Saved entries:
-- BEGIN --

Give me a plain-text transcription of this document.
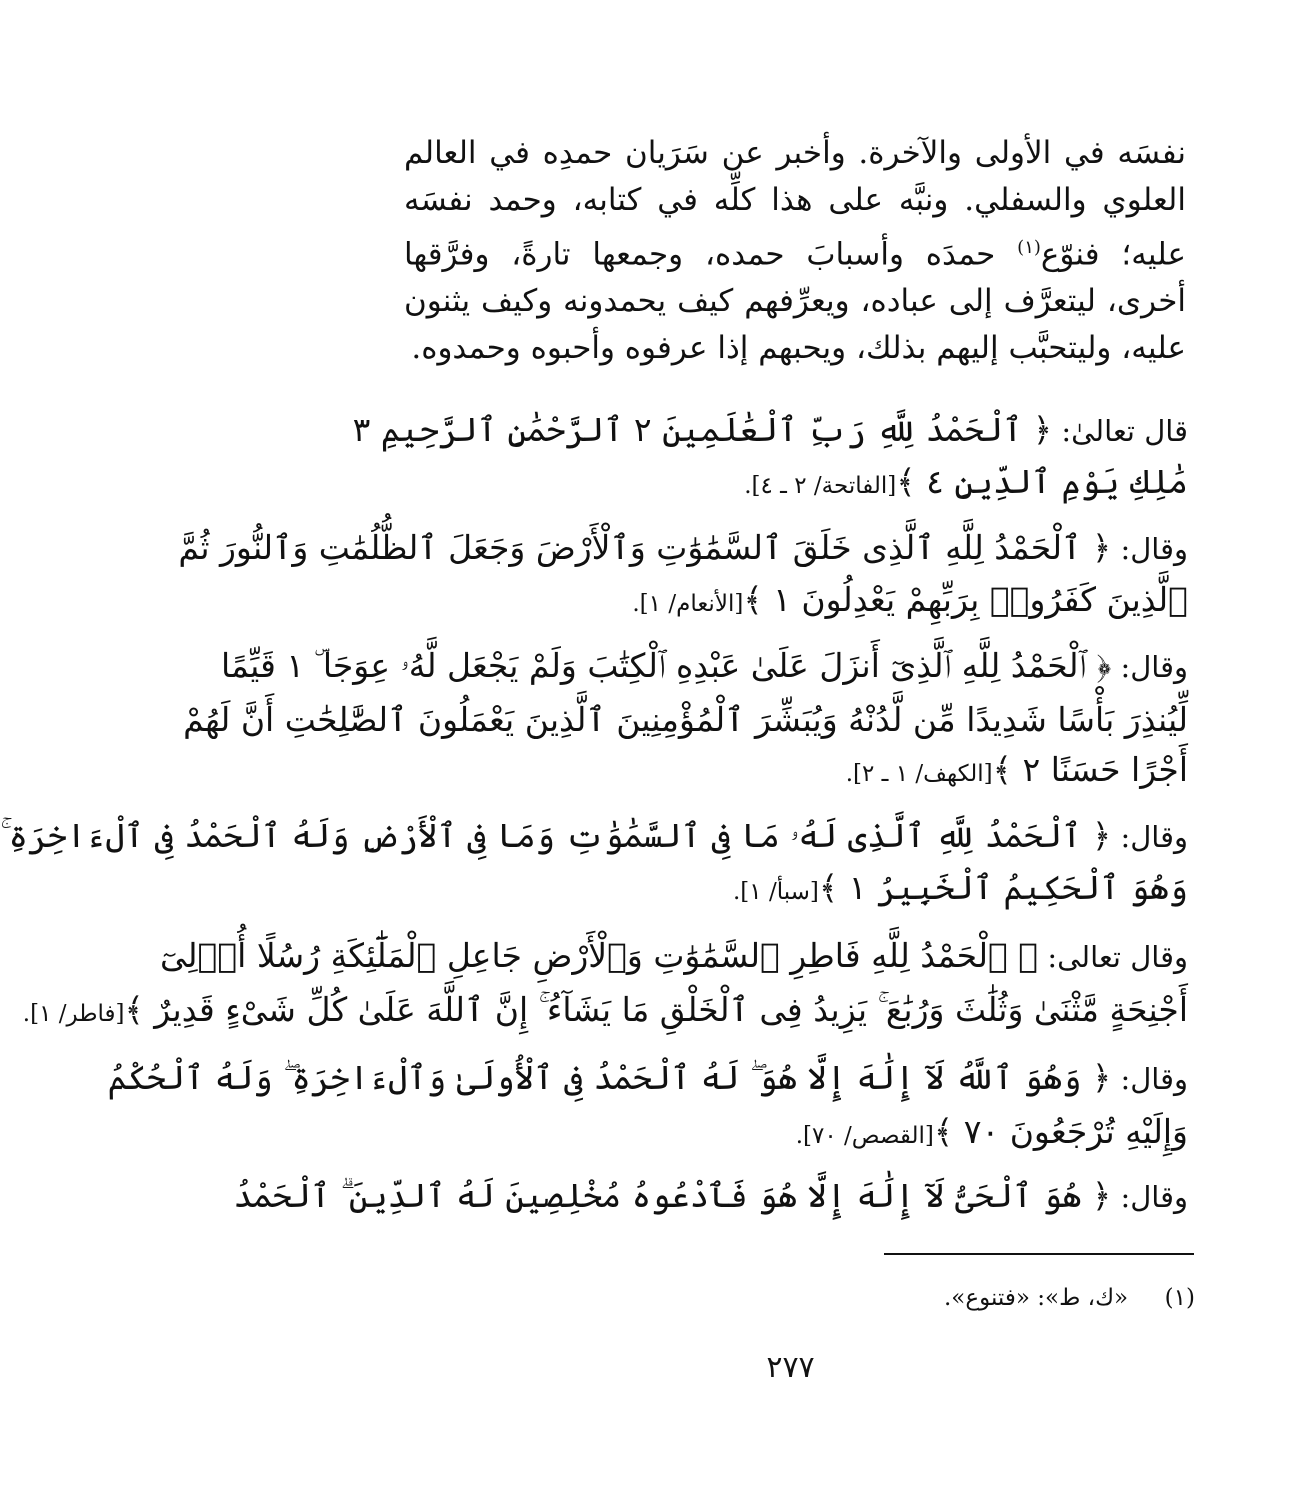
نفسَه في الأولى والآخرة. وأخبر عن سَرَيان حمدِه في العالم العلوي والسفلي. ونبَّه على هذا كلِّه في كتابه، وحمد نفسَه عليه؛ فنوّع$^{(١)}$ حمدَه وأسبابَ حمده، وجمعها تارةً، وفرَّقها أخرى، ليتعرَّف إلى عباده، ويعرِّفهم كيف يحمدونه وكيف يثنون عليه، وليتحبَّب إليهم بذلك، ويحبهم إذا عرفوه وأحبوه وحمدوه.
قال تعالىٰ: ﴿ ٱلْحَمْدُ لِلَّهِ رَبِّ ٱلْعَٰلَمِينَ ٢ ٱلرَّحْمَٰنِ ٱلرَّحِيمِ ٣
مَٰلِكِ يَوْمِ ٱلدِّينِ ٤ ﴾[الفاتحة/ ٢ ـ ٤].
وقال: ﴿ ٱلْحَمْدُ لِلَّهِ ٱلَّذِى خَلَقَ ٱلسَّمَٰوَٰتِ وَٱلْأَرْضَ وَجَعَلَ ٱلظُّلُمَٰتِ وَٱلنُّورَ ثُمَّ
ٱلَّذِينَ كَفَرُوا۟ بِرَبِّهِمْ يَعْدِلُونَ ١ ﴾[الأنعام/ ١].
وقال: ﴿ ٱلْحَمْدُ لِلَّهِ ٱلَّذِىٓ أَنزَلَ عَلَىٰ عَبْدِهِ ٱلْكِتَٰبَ وَلَمْ يَجْعَل لَّهُۥ عِوَجَا ۜ ١ قَيِّمًا
لِّيُنذِرَ بَأْسًا شَدِيدًا مِّن لَّدُنْهُ وَيُبَشِّرَ ٱلْمُؤْمِنِينَ ٱلَّذِينَ يَعْمَلُونَ ٱلصَّٰلِحَٰتِ أَنَّ لَهُمْ
أَجْرًا حَسَنًا ٢ ﴾[الكهف/ ١ ـ ٢].
وقال: ﴿ ٱلْحَمْدُ لِلَّهِ ٱلَّذِى لَهُۥ مَا فِى ٱلسَّمَٰوَٰتِ وَمَا فِى ٱلْأَرْضِ وَلَهُ ٱلْحَمْدُ فِى ٱلْءَاخِرَةِ ۚ
وَهُوَ ٱلْحَكِيمُ ٱلْخَبِيرُ ١ ﴾[سبأ/ ١].
وقال تعالى: ﴿ ٱلْحَمْدُ لِلَّهِ فَاطِرِ ٱلسَّمَٰوَٰتِ وَٱلْأَرْضِ جَاعِلِ ٱلْمَلَٰٓئِكَةِ رُسُلًا أُو۟لِىٓ
أَجْنِحَةٍ مَّثْنَىٰ وَثُلَٰثَ وَرُبَٰعَ ۚ يَزِيدُ فِى ٱلْخَلْقِ مَا يَشَآءُ ۚ إِنَّ ٱللَّهَ عَلَىٰ كُلِّ شَىْءٍ قَدِيرٌ ﴾[فاطر/ ١].
وقال: ﴿ وَهُوَ ٱللَّهُ لَآ إِلَٰهَ إِلَّا هُوَ ۖ لَهُ ٱلْحَمْدُ فِى ٱلْأُولَىٰ وَٱلْءَاخِرَةِ ۖ وَلَهُ ٱلْحُكْمُ
وَإِلَيْهِ تُرْجَعُونَ ٧٠ ﴾[القصص/ ٧٠].
وقال: ﴿ هُوَ ٱلْحَىُّ لَآ إِلَٰهَ إِلَّا هُوَ فَٱدْعُوهُ مُخْلِصِينَ لَهُ ٱلدِّينَ ۗ ٱلْحَمْدُ
(١)     «ك، ط»: «فتنوع».
٢٧٧
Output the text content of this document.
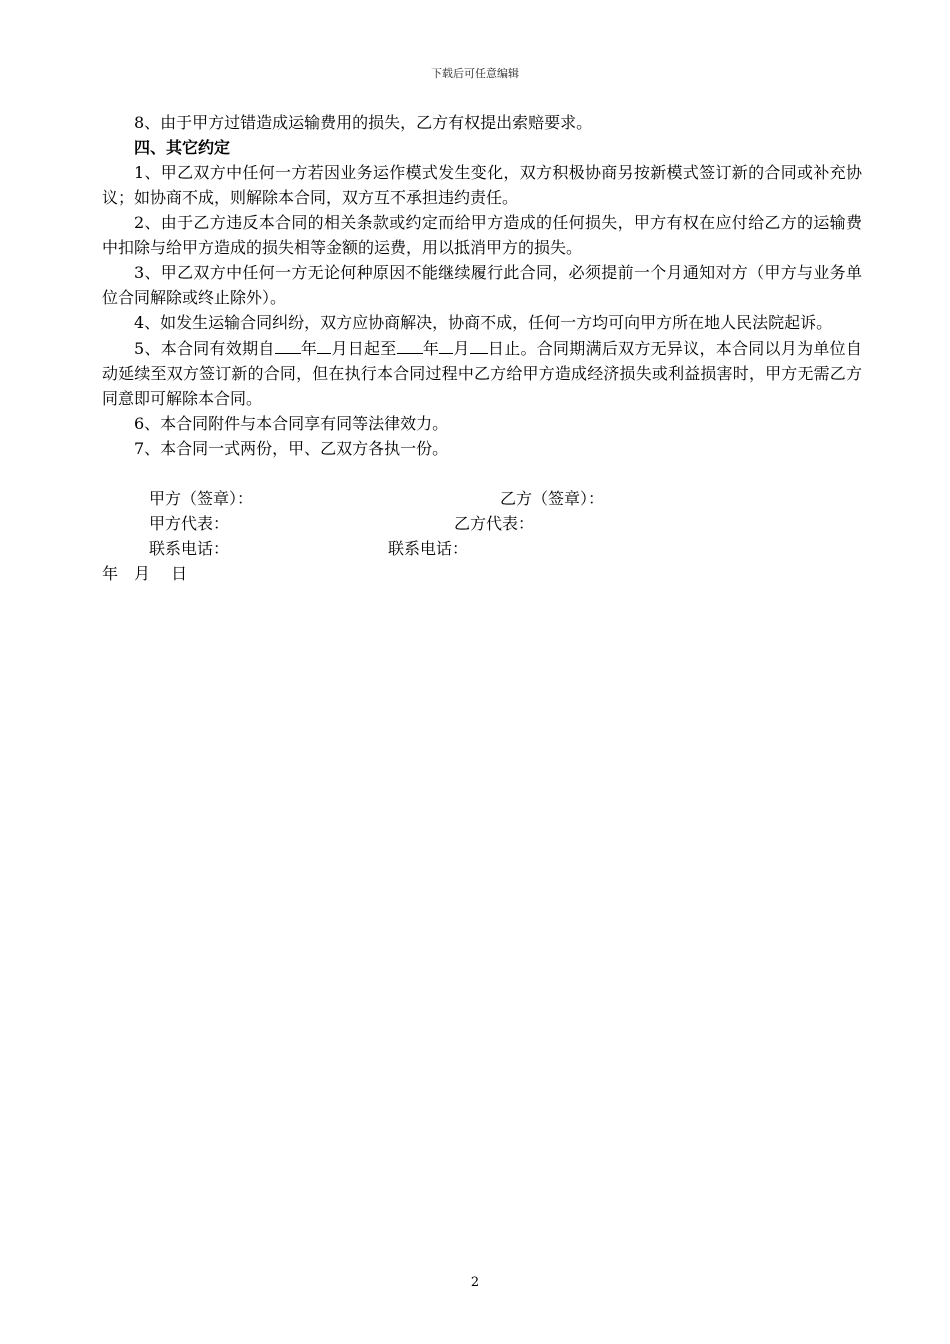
下载后可任意编辑

8、由于甲方过错造成运输费用的损失，乙方有权提出索赔要求。

四、其它约定

1、甲乙双方中任何一方若因业务运作模式发生变化，双方积极协商另按新模式签订新的合同或补充协议；如协商不成，则解除本合同，双方互不承担违约责任。

2、由于乙方违反本合同的相关条款或约定而给甲方造成的任何损失，甲方有权在应付给乙方的运输费中扣除与给甲方造成的损失相等金额的运费，用以抵消甲方的损失。

3、甲乙双方中任何一方无论何种原因不能继续履行此合同，必须提前一个月通知对方（甲方与业务单位合同解除或终止除外）。

4、如发生运输合同纠纷，双方应协商解决，协商不成，任何一方均可向甲方所在地人民法院起诉。

5、本合同有效期自 年 月日起至 年 月 日止。合同期满后双方无异议，本合同以月为单位自动延续至双方签订新的合同，但在执行本合同过程中乙方给甲方造成经济损失或利益损害时，甲方无需乙方同意即可解除本合同。

6、本合同附件与本合同享有同等法律效力。

7、本合同一式两份，甲、乙双方各执一份。

甲方（签章）：	乙方（签章）：
甲方代表：	乙方代表：
联系电话：	联系电话：
年　月　 日
2
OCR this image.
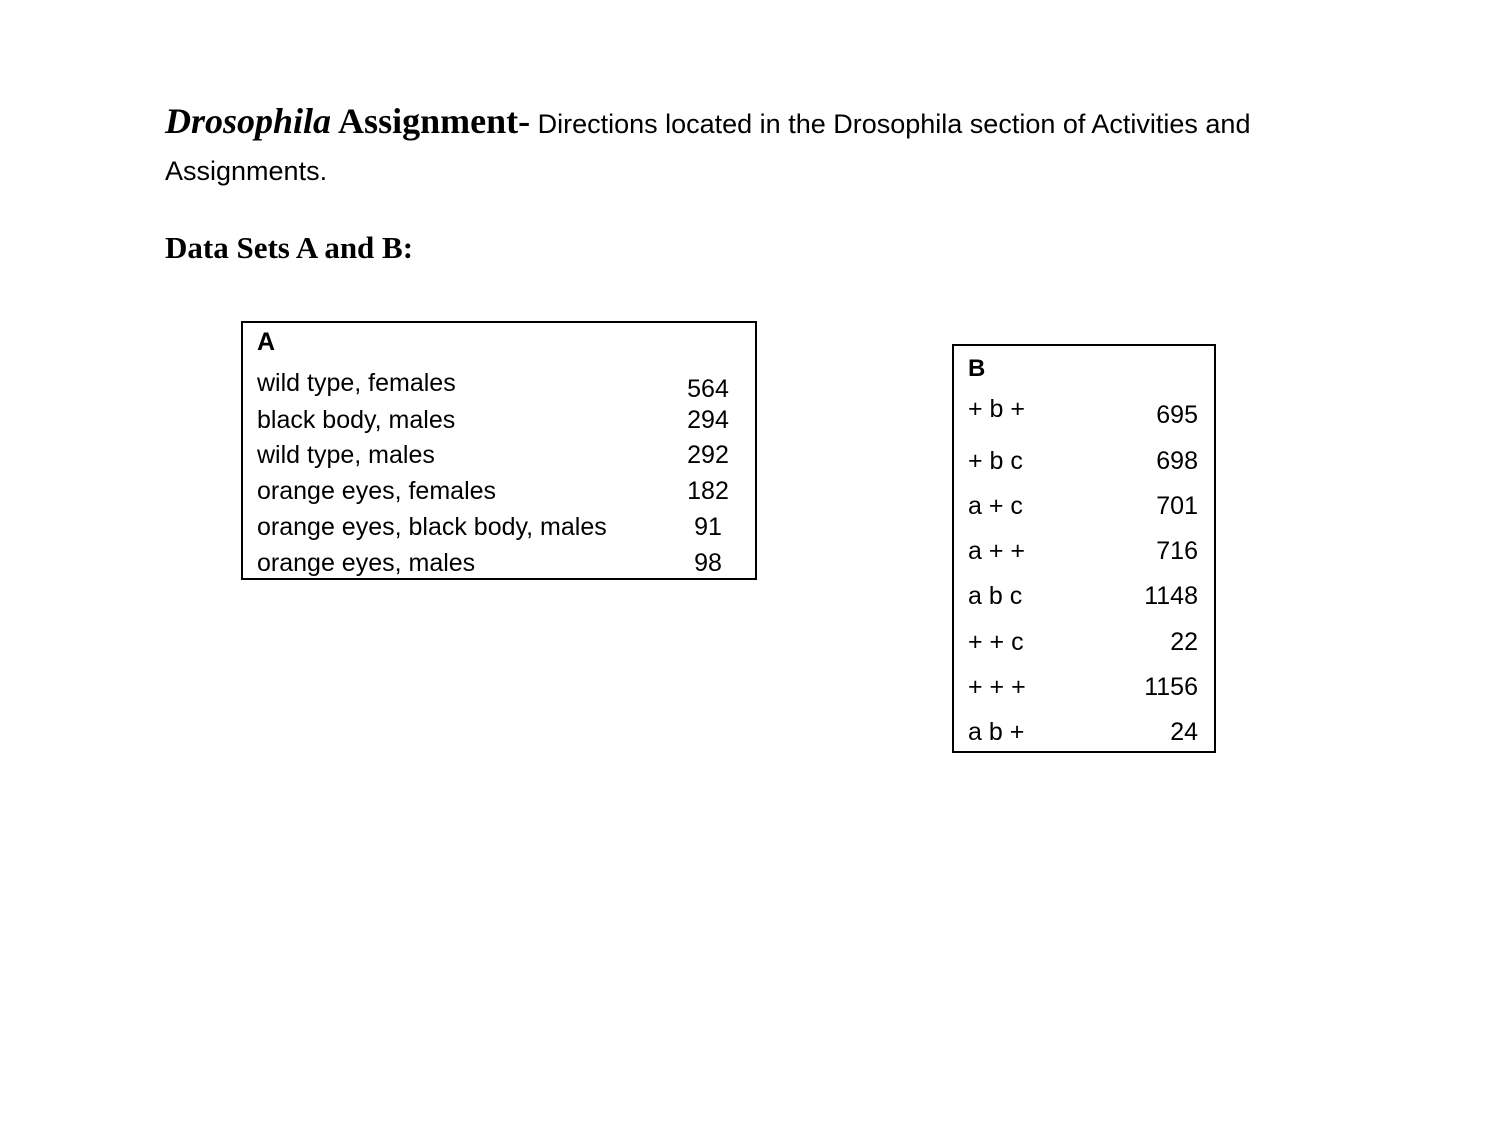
Drosophila Assignment- Directions located in the Drosophila section of Activities and Assignments.
Data Sets A and B:
A
wild type, females	564
black body, males	294
wild type, males	292
orange eyes, females	182
orange eyes, black body, males	91
orange eyes, males	98
B
+ b +	695
+ b c	698
a + c	701
a + +	716
a b c	1148
+ + c	22
+ + +	1156
a b +	24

-- END --

*Exercise description*: Reply with the number of lines in the preceding entries that contain "females", and no other words.

*Output for this exercise*: 2